» Records to use:
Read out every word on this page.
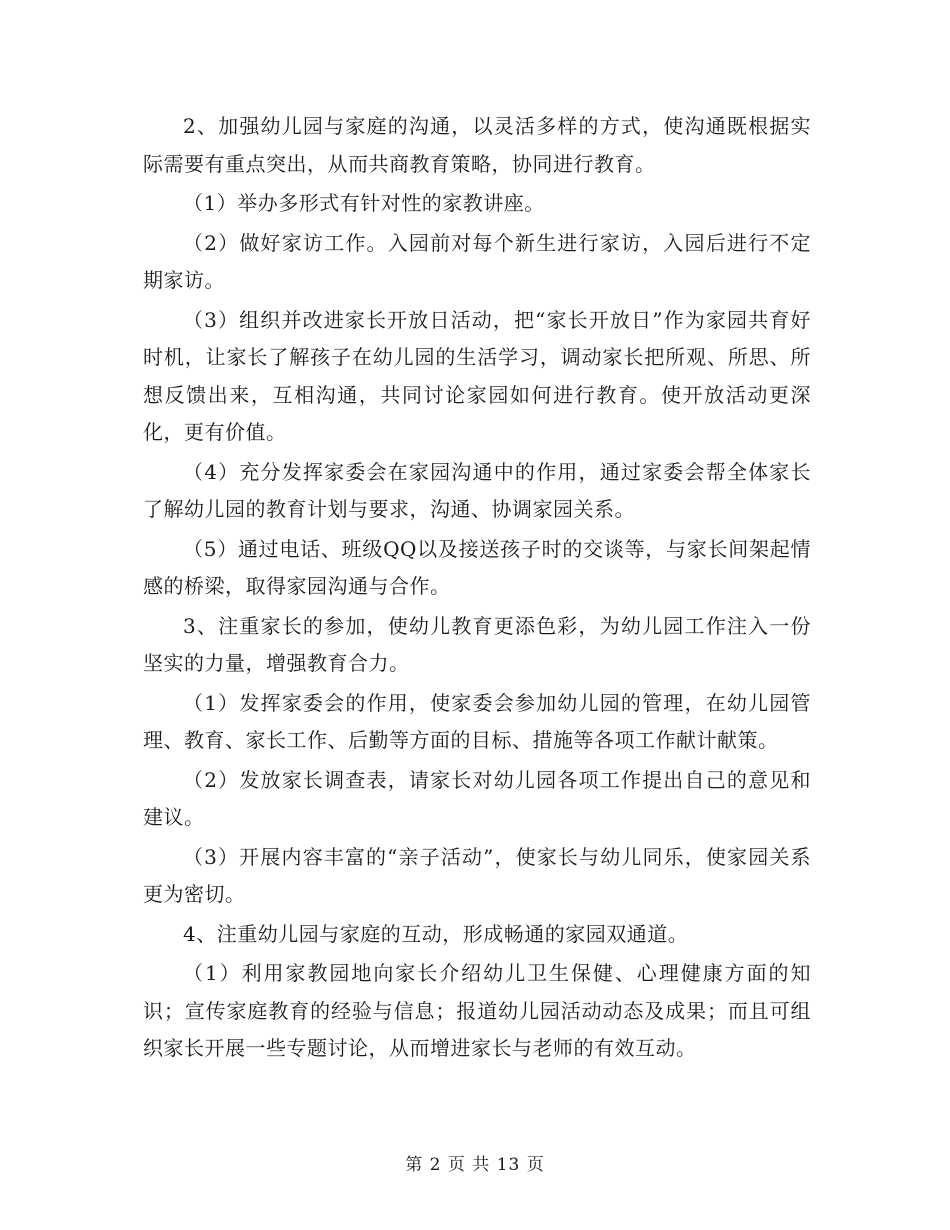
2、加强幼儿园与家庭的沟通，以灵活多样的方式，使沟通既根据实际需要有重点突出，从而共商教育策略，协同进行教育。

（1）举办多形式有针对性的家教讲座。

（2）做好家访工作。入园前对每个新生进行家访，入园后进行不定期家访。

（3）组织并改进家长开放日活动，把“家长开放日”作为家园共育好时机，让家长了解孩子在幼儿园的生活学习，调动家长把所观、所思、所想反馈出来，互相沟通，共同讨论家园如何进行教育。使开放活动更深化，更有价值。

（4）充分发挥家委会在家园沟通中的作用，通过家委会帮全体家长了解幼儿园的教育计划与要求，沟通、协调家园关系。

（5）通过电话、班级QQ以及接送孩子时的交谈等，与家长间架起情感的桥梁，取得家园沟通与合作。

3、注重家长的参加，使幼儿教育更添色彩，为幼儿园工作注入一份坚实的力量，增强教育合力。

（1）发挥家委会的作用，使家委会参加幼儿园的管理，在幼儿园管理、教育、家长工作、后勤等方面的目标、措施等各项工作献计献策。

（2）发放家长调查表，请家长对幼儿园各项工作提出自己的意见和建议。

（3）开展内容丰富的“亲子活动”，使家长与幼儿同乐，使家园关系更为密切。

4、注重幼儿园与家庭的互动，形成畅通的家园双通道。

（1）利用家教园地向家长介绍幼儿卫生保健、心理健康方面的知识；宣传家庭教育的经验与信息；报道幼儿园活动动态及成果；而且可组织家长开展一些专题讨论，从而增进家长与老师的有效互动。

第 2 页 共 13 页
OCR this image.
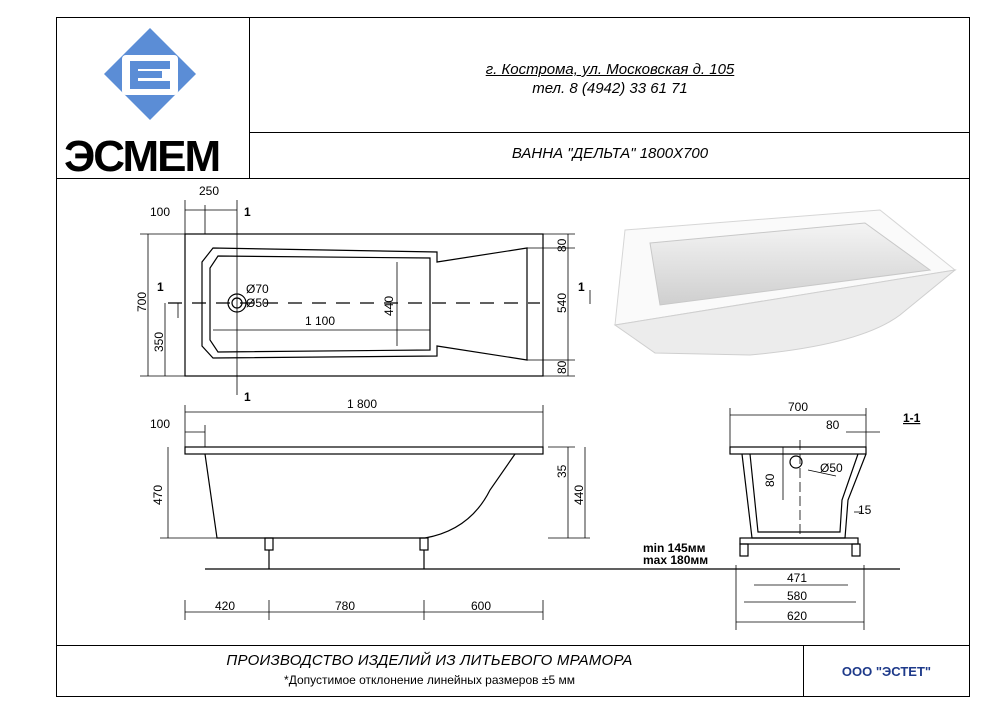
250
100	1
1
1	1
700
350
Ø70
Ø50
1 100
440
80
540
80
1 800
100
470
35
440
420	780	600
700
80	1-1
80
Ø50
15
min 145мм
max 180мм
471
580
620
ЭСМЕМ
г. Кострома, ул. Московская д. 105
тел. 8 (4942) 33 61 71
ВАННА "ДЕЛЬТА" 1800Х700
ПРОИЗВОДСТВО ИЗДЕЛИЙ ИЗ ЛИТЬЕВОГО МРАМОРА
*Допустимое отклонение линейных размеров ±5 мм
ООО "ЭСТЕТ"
--
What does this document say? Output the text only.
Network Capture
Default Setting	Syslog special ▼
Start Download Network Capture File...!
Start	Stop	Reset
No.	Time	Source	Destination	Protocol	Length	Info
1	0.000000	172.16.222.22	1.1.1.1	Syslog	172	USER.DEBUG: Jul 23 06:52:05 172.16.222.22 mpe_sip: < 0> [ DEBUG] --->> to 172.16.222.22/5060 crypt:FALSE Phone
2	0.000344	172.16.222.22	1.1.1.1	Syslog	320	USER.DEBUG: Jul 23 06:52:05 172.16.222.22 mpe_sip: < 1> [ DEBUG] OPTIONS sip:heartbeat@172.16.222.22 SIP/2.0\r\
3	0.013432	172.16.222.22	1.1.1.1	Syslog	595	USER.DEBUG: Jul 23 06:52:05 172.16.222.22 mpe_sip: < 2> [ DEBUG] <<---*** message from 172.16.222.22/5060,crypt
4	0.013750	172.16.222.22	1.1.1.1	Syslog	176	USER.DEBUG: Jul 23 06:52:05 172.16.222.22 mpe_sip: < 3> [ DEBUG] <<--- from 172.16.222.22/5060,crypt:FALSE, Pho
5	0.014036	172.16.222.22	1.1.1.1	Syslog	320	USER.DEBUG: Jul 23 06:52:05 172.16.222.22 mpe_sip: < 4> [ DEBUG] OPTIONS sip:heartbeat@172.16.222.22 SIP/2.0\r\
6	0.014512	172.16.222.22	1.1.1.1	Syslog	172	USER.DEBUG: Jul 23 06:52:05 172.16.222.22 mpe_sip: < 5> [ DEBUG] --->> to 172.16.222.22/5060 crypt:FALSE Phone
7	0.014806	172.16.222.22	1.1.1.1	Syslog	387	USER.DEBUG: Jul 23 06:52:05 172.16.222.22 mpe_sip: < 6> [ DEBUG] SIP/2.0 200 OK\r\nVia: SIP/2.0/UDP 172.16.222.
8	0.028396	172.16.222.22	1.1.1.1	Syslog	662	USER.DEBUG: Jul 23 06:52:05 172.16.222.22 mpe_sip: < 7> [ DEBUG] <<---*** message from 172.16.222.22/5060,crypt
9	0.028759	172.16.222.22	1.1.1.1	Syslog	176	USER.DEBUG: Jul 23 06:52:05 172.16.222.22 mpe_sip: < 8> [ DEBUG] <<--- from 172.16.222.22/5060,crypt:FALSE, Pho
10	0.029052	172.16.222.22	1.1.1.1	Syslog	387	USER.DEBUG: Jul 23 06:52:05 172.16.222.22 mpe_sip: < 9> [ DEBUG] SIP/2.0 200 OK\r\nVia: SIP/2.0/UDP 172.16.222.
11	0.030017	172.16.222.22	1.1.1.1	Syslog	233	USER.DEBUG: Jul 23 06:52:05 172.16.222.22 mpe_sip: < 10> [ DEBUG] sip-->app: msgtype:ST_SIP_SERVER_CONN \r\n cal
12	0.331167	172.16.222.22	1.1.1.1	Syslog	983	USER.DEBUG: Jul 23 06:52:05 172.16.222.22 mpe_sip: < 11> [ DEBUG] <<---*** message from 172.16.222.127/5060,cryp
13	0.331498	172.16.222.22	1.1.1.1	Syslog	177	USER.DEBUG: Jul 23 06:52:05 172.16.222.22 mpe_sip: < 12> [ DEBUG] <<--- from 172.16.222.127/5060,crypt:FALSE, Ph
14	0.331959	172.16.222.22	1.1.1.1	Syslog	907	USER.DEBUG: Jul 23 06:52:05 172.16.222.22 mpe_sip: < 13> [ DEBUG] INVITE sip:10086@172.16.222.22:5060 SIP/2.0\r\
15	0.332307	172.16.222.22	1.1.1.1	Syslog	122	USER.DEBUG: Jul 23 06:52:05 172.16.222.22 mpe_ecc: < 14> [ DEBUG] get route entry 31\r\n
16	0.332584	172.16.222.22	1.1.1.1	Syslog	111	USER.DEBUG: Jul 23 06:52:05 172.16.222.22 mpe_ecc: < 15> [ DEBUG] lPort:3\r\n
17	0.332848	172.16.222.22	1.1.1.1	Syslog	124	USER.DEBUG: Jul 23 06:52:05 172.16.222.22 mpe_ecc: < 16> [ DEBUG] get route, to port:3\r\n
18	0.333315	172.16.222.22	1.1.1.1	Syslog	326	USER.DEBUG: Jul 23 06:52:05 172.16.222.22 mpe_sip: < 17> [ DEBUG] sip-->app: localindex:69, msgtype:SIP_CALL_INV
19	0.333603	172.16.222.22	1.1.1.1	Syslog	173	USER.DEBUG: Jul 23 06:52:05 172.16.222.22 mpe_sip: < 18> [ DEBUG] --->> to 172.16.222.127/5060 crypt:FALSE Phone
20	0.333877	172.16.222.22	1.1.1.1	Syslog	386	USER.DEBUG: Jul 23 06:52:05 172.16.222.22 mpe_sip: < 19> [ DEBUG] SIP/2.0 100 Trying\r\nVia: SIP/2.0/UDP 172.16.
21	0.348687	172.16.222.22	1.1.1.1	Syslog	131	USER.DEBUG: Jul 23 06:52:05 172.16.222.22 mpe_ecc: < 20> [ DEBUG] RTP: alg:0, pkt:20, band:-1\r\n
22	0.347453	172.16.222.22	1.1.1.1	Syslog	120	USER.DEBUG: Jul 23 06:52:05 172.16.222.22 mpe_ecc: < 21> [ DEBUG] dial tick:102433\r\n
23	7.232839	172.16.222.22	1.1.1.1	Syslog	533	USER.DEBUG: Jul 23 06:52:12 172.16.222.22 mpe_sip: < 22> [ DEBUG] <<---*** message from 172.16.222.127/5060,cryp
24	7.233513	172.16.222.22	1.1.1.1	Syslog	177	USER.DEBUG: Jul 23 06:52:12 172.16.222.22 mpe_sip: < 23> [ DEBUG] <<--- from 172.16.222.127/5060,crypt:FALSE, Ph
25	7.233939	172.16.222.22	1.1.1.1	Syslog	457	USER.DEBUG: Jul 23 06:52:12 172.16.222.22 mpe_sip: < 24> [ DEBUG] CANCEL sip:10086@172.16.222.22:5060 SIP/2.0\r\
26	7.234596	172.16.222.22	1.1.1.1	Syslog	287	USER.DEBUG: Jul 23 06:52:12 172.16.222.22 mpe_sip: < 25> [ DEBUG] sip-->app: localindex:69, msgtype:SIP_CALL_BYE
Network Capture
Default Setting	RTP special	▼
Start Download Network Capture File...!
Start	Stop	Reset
---
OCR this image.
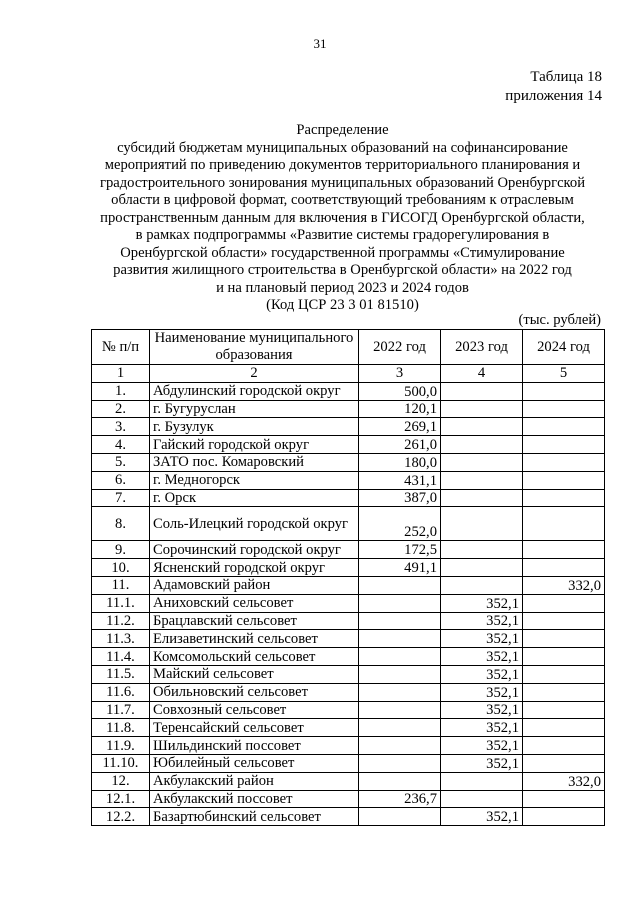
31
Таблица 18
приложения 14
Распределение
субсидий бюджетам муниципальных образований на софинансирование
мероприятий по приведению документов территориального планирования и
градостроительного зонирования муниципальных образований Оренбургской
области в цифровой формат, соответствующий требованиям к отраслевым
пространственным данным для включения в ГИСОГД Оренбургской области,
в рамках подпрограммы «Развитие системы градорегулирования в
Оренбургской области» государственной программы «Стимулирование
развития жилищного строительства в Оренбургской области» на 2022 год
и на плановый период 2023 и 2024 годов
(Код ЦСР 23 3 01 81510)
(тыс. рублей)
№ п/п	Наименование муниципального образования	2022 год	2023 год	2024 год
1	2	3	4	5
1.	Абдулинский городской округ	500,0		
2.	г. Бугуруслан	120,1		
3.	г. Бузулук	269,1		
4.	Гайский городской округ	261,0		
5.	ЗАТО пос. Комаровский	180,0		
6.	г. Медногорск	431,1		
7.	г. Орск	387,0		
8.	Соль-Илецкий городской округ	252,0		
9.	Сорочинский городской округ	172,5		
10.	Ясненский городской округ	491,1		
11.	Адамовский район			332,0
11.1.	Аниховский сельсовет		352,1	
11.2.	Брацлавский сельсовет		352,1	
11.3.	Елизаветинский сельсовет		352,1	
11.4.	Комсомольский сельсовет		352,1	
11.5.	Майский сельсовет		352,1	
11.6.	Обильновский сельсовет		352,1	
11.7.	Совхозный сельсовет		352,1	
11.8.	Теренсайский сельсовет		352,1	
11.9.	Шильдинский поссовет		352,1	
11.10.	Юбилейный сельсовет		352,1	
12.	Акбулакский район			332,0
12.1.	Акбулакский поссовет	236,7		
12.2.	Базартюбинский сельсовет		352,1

» Task description: Go over the data above and copy every line that has the word "образований" in it.

» Response below:
субсидий бюджетам муниципальных образований на софинансирование
градостроительного зонирования муниципальных образований Оренбургской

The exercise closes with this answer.